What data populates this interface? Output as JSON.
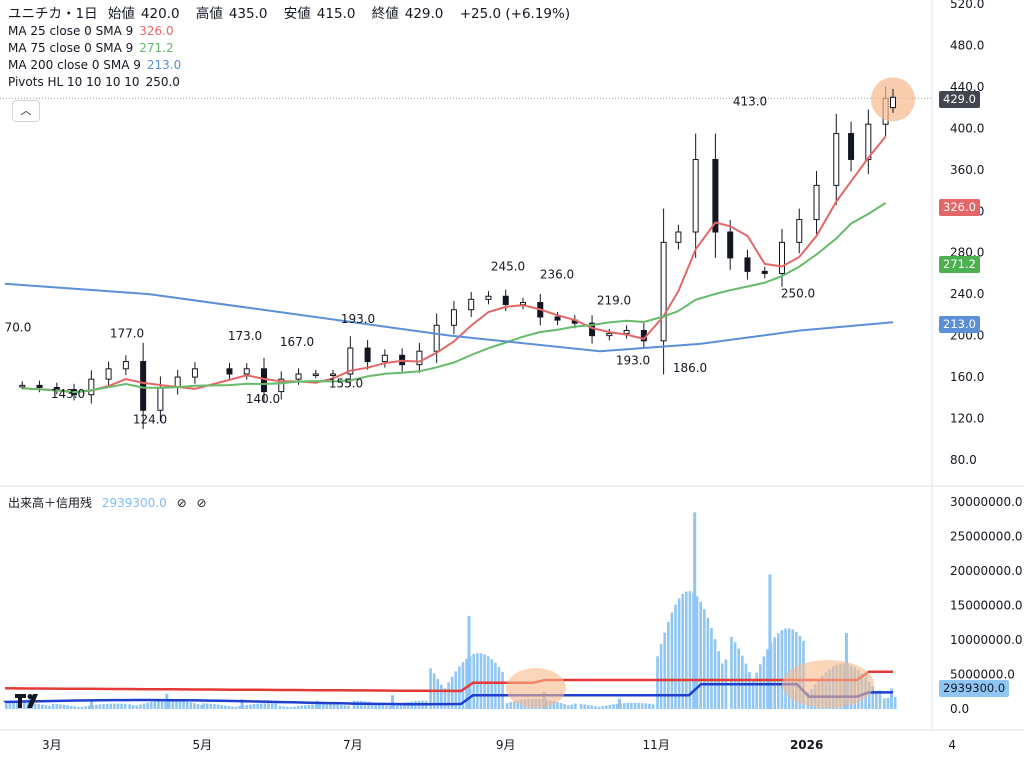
{
  "header": {
    "symbol": "ユニチカ・1日",
    "open_label": "始値",
    "open": "420.0",
    "high_label": "高値",
    "high": "435.0",
    "low_label": "安値",
    "low": "415.0",
    "close_label": "終値",
    "close": "429.0",
    "change": "+25.0 (+6.19%)"
  },
  "indicators": [
    {
      "name": "MA 25 close 0 SMA 9",
      "value": "326.0",
      "color": "#e46767"
    },
    {
      "name": "MA 75 close 0 SMA 9",
      "value": "271.2",
      "color": "#66bb6a"
    },
    {
      "name": "MA 200 close 0 SMA 9",
      "value": "213.0",
      "color": "#5b8fd6"
    },
    {
      "name": "Pivots HL 10 10 10 10",
      "value": "250.0",
      "color": "#131722"
    }
  ],
  "collapse_icon": "chevron-up-icon",
  "volume_panel": {
    "name": "出来高＋信用残",
    "value": "2939300.0",
    "icons": [
      "eye-off-icon",
      "eye-off-icon"
    ]
  },
  "price_tags": {
    "last": {
      "label": "429.0",
      "color": "#434651"
    },
    "ma25": {
      "label": "326.0",
      "color": "#e46767"
    },
    "ma75": {
      "label": "271.2",
      "color": "#4caf50"
    },
    "ma200": {
      "label": "213.0",
      "color": "#5b8fd6"
    },
    "volume": {
      "label": "2939300.0",
      "color": "#90c6f5"
    }
  },
  "chart_data": {
    "type": "candlestick",
    "title": "ユニチカ・1日",
    "x_ticks": [
      "3月",
      "5月",
      "7月",
      "9月",
      "11月",
      "2026",
      "4"
    ],
    "y_ticks": [
      "520.0",
      "480.0",
      "440.0",
      "400.0",
      "360.0",
      "320.0",
      "280.0",
      "240.0",
      "200.0",
      "160.0",
      "120.0",
      "80.0"
    ],
    "ylim": [
      60,
      520
    ],
    "pivot_labels": [
      {
        "text": "70.0",
        "type": "high"
      },
      {
        "text": "143.0",
        "type": "low"
      },
      {
        "text": "177.0",
        "type": "high"
      },
      {
        "text": "124.0",
        "type": "low"
      },
      {
        "text": "173.0",
        "type": "high"
      },
      {
        "text": "140.0",
        "type": "low"
      },
      {
        "text": "167.0",
        "type": "high"
      },
      {
        "text": "155.0",
        "type": "low"
      },
      {
        "text": "193.0",
        "type": "high"
      },
      {
        "text": "245.0",
        "type": "high"
      },
      {
        "text": "236.0",
        "type": "high"
      },
      {
        "text": "219.0",
        "type": "high"
      },
      {
        "text": "193.0",
        "type": "low"
      },
      {
        "text": "186.0",
        "type": "low"
      },
      {
        "text": "413.0",
        "type": "high"
      },
      {
        "text": "250.0",
        "type": "low"
      }
    ],
    "close_series": [
      {
        "date": "2025-02-17",
        "close": 152
      },
      {
        "date": "2025-02-24",
        "close": 150
      },
      {
        "date": "2025-03-03",
        "close": 148
      },
      {
        "date": "2025-03-10",
        "close": 143
      },
      {
        "date": "2025-03-17",
        "close": 158
      },
      {
        "date": "2025-03-24",
        "close": 168
      },
      {
        "date": "2025-03-31",
        "close": 175
      },
      {
        "date": "2025-04-07",
        "close": 128
      },
      {
        "date": "2025-04-14",
        "close": 150
      },
      {
        "date": "2025-04-21",
        "close": 160
      },
      {
        "date": "2025-04-28",
        "close": 168
      },
      {
        "date": "2025-05-12",
        "close": 163
      },
      {
        "date": "2025-05-19",
        "close": 168
      },
      {
        "date": "2025-05-26",
        "close": 146
      },
      {
        "date": "2025-06-02",
        "close": 158
      },
      {
        "date": "2025-06-09",
        "close": 163
      },
      {
        "date": "2025-06-16",
        "close": 163
      },
      {
        "date": "2025-06-23",
        "close": 163
      },
      {
        "date": "2025-06-30",
        "close": 188
      },
      {
        "date": "2025-07-07",
        "close": 175
      },
      {
        "date": "2025-07-14",
        "close": 181
      },
      {
        "date": "2025-07-21",
        "close": 172
      },
      {
        "date": "2025-07-28",
        "close": 185
      },
      {
        "date": "2025-08-04",
        "close": 210
      },
      {
        "date": "2025-08-11",
        "close": 225
      },
      {
        "date": "2025-08-18",
        "close": 235
      },
      {
        "date": "2025-08-25",
        "close": 238
      },
      {
        "date": "2025-09-01",
        "close": 230
      },
      {
        "date": "2025-09-08",
        "close": 232
      },
      {
        "date": "2025-09-15",
        "close": 218
      },
      {
        "date": "2025-09-22",
        "close": 215
      },
      {
        "date": "2025-09-29",
        "close": 212
      },
      {
        "date": "2025-10-06",
        "close": 200
      },
      {
        "date": "2025-10-13",
        "close": 202
      },
      {
        "date": "2025-10-20",
        "close": 205
      },
      {
        "date": "2025-10-27",
        "close": 195
      },
      {
        "date": "2025-11-04",
        "close": 290
      },
      {
        "date": "2025-11-10",
        "close": 300
      },
      {
        "date": "2025-11-17",
        "close": 370
      },
      {
        "date": "2025-11-25",
        "close": 300
      },
      {
        "date": "2025-12-01",
        "close": 275
      },
      {
        "date": "2025-12-08",
        "close": 262
      },
      {
        "date": "2025-12-15",
        "close": 260
      },
      {
        "date": "2025-12-22",
        "close": 290
      },
      {
        "date": "2025-12-29",
        "close": 312
      },
      {
        "date": "2026-01-05",
        "close": 345
      },
      {
        "date": "2026-01-13",
        "close": 395
      },
      {
        "date": "2026-01-19",
        "close": 370
      },
      {
        "date": "2026-01-26",
        "close": 404
      },
      {
        "date": "2026-02-02",
        "close": 429
      }
    ],
    "ma25_last": 326.0,
    "ma75_last": 271.2,
    "ma200_last": 213.0,
    "volume": {
      "y_ticks": [
        "30000000.0",
        "25000000.0",
        "20000000.0",
        "15000000.0",
        "10000000.0",
        "5000000.0",
        "0.0"
      ],
      "ylim": [
        0,
        30000000
      ],
      "series": [
        {
          "period": "2025-02",
          "volume": 1500000
        },
        {
          "period": "2025-03",
          "volume": 1300000
        },
        {
          "period": "2025-04",
          "volume": 2200000
        },
        {
          "period": "2025-05",
          "volume": 1400000
        },
        {
          "period": "2025-06",
          "volume": 1200000
        },
        {
          "period": "2025-07",
          "volume": 2000000
        },
        {
          "period": "2025-08",
          "volume": 13500000
        },
        {
          "period": "2025-09",
          "volume": 2500000
        },
        {
          "period": "2025-10",
          "volume": 1500000
        },
        {
          "period": "2025-11",
          "volume": 28500000
        },
        {
          "period": "2025-12",
          "volume": 19500000
        },
        {
          "period": "2026-01",
          "volume": 11000000
        },
        {
          "period": "2026-02",
          "volume": 2939300
        }
      ],
      "margin_buy_color": "#e53935",
      "margin_sell_color": "#1e3fcf"
    }
  }
}
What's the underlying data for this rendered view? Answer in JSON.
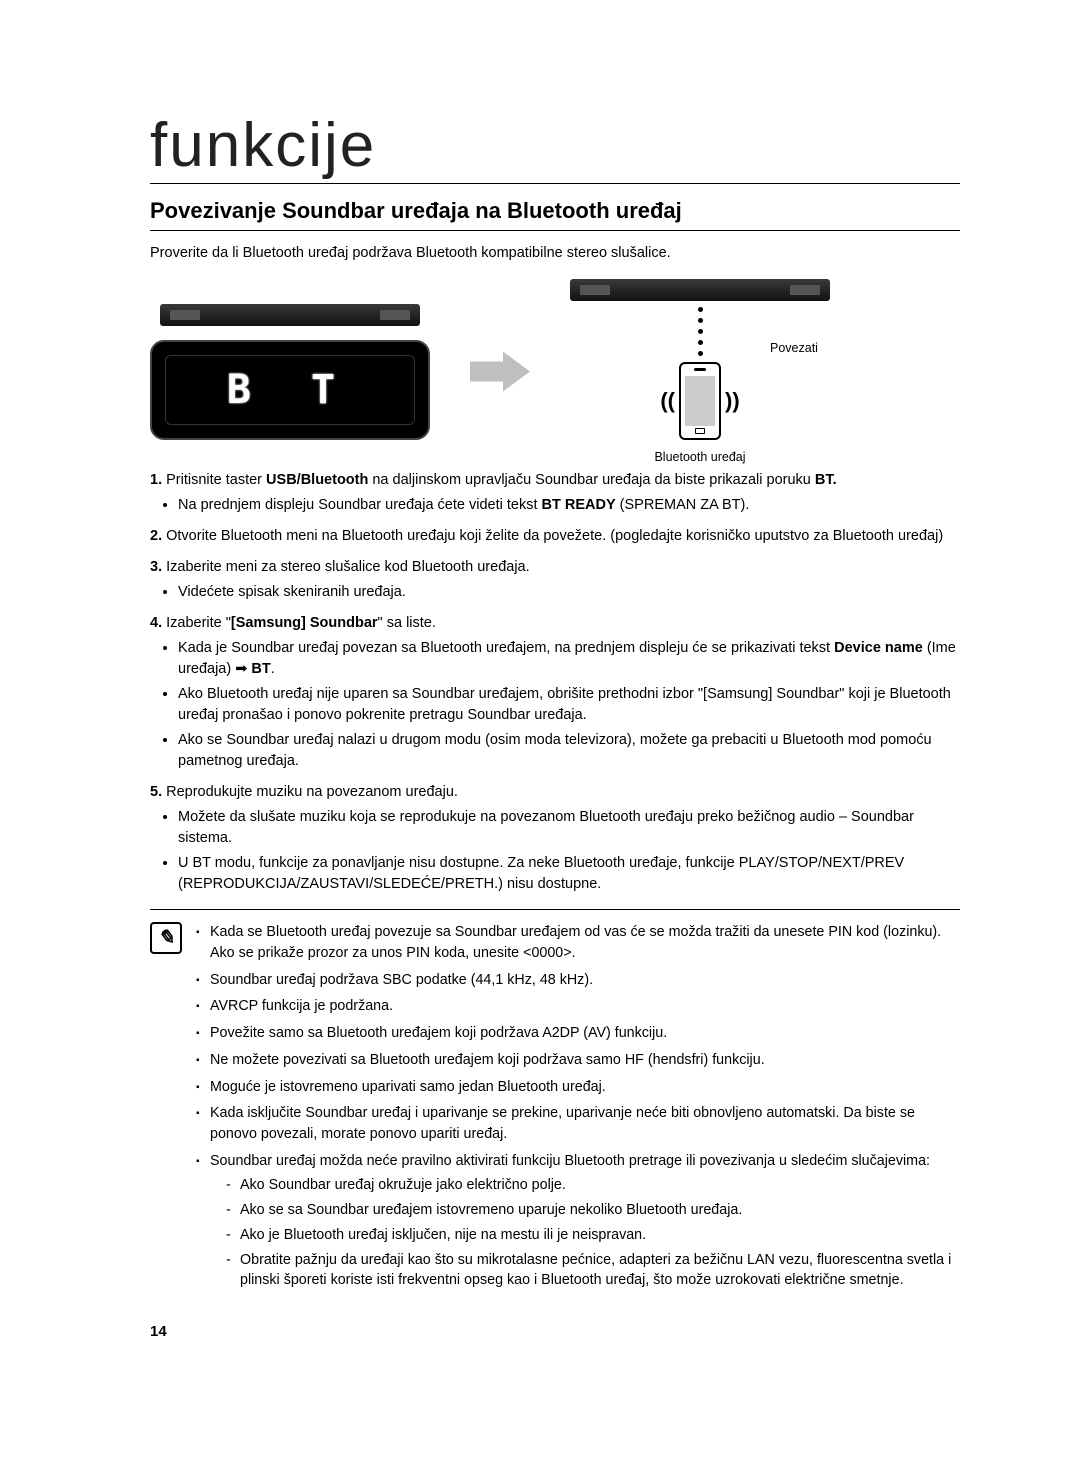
{
  "chapter_title": "funkcije",
  "section_title": "Povezivanje Soundbar uređaja na Bluetooth uređaj",
  "intro": "Proverite da li Bluetooth uređaj podržava Bluetooth kompatibilne stereo slušalice.",
  "diagram": {
    "bt_display_text": "B T",
    "connect_label": "Povezati",
    "bt_device_label": "Bluetooth uređaj"
  },
  "steps": [
    {
      "num": "1.",
      "text_before": "Pritisnite taster ",
      "bold1": "USB/Bluetooth",
      "text_mid": " na daljinskom upravljaču Soundbar uređaja da biste prikazali poruku ",
      "bold2": "BT.",
      "bullets": [
        {
          "pre": "Na prednjem displeju Soundbar uređaja ćete videti tekst ",
          "bold": "BT READY",
          "post": " (SPREMAN ZA BT)."
        }
      ]
    },
    {
      "num": "2.",
      "text": "Otvorite Bluetooth meni na Bluetooth uređaju koji želite da povežete. (pogledajte korisničko uputstvo za Bluetooth uređaj)"
    },
    {
      "num": "3.",
      "text": "Izaberite meni za stereo slušalice kod Bluetooth uređaja.",
      "bullets": [
        {
          "text": "Videćete spisak skeniranih uređaja."
        }
      ]
    },
    {
      "num": "4.",
      "num_bold": true,
      "text_before": "Izaberite \"",
      "bold1": "[Samsung] Soundbar",
      "text_after": "\" sa liste.",
      "bullets": [
        {
          "pre": "Kada je Soundbar uređaj povezan sa Bluetooth uređajem, na prednjem displeju će se prikazivati tekst ",
          "bold": "Device name",
          "mid": " (Ime uređaja) ➡ ",
          "bold2": "BT",
          "post": "."
        },
        {
          "text": "Ako Bluetooth uređaj nije uparen sa Soundbar uređajem, obrišite prethodni izbor \"[Samsung] Soundbar\" koji je Bluetooth uređaj pronašao i ponovo pokrenite pretragu Soundbar uređaja."
        },
        {
          "text": "Ako se Soundbar uređaj nalazi u drugom modu (osim moda televizora), možete ga prebaciti u Bluetooth mod pomoću pametnog uređaja."
        }
      ]
    },
    {
      "num": "5.",
      "num_bold": true,
      "text": "Reprodukujte muziku na povezanom uređaju.",
      "bullets": [
        {
          "text": "Možete da slušate muziku koja se reprodukuje na povezanom Bluetooth uređaju preko bežičnog audio – Soundbar sistema."
        },
        {
          "text": "U BT modu, funkcije za ponavljanje nisu dostupne. Za neke Bluetooth uređaje, funkcije PLAY/STOP/NEXT/PREV (REPRODUKCIJA/ZAUSTAVI/SLEDEĆE/PRETH.) nisu dostupne."
        }
      ]
    }
  ],
  "notes": [
    "Kada se Bluetooth uređaj povezuje sa Soundbar uređajem od vas će se možda tražiti da unesete PIN kod (lozinku). Ako se prikaže prozor za unos PIN koda, unesite <0000>.",
    "Soundbar uređaj podržava SBC podatke (44,1 kHz, 48 kHz).",
    "AVRCP funkcija je podržana.",
    "Povežite samo sa Bluetooth uređajem koji podržava A2DP (AV) funkciju.",
    "Ne možete povezivati sa Bluetooth uređajem koji podržava samo HF (hendsfri) funkciju.",
    "Moguće je istovremeno uparivati samo jedan Bluetooth uređaj.",
    "Kada isključite Soundbar uređaj i uparivanje se prekine, uparivanje neće biti obnovljeno automatski. Da biste se ponovo povezali, morate ponovo upariti uređaj."
  ],
  "note_with_sub": {
    "text": "Soundbar uređaj možda neće pravilno aktivirati funkciju Bluetooth pretrage ili povezivanja u sledećim slučajevima:",
    "sub": [
      "Ako Soundbar uređaj okružuje jako električno polje.",
      "Ako se sa Soundbar uređajem istovremeno uparuje nekoliko Bluetooth uređaja.",
      "Ako je Bluetooth uređaj isključen, nije na mestu ili je neispravan.",
      "Obratite pažnju da uređaji kao što su mikrotalasne pećnice, adapteri za bežičnu LAN vezu, fluorescentna svetla i plinski šporeti koriste isti frekventni opseg kao i Bluetooth uređaj, što može uzrokovati električne smetnje."
    ]
  },
  "page_number": "14"
}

> **Written instruction**:
Pick out every line of the listing containing the word "tekst", and show those lines.

> **Final result**:
          "pre": "Na prednjem displeju Soundbar uređaja ćete videti tekst ",
          "pre": "Kada je Soundbar uređaj povezan sa Bluetooth uređajem, na prednjem displeju će se prikazivati tekst ",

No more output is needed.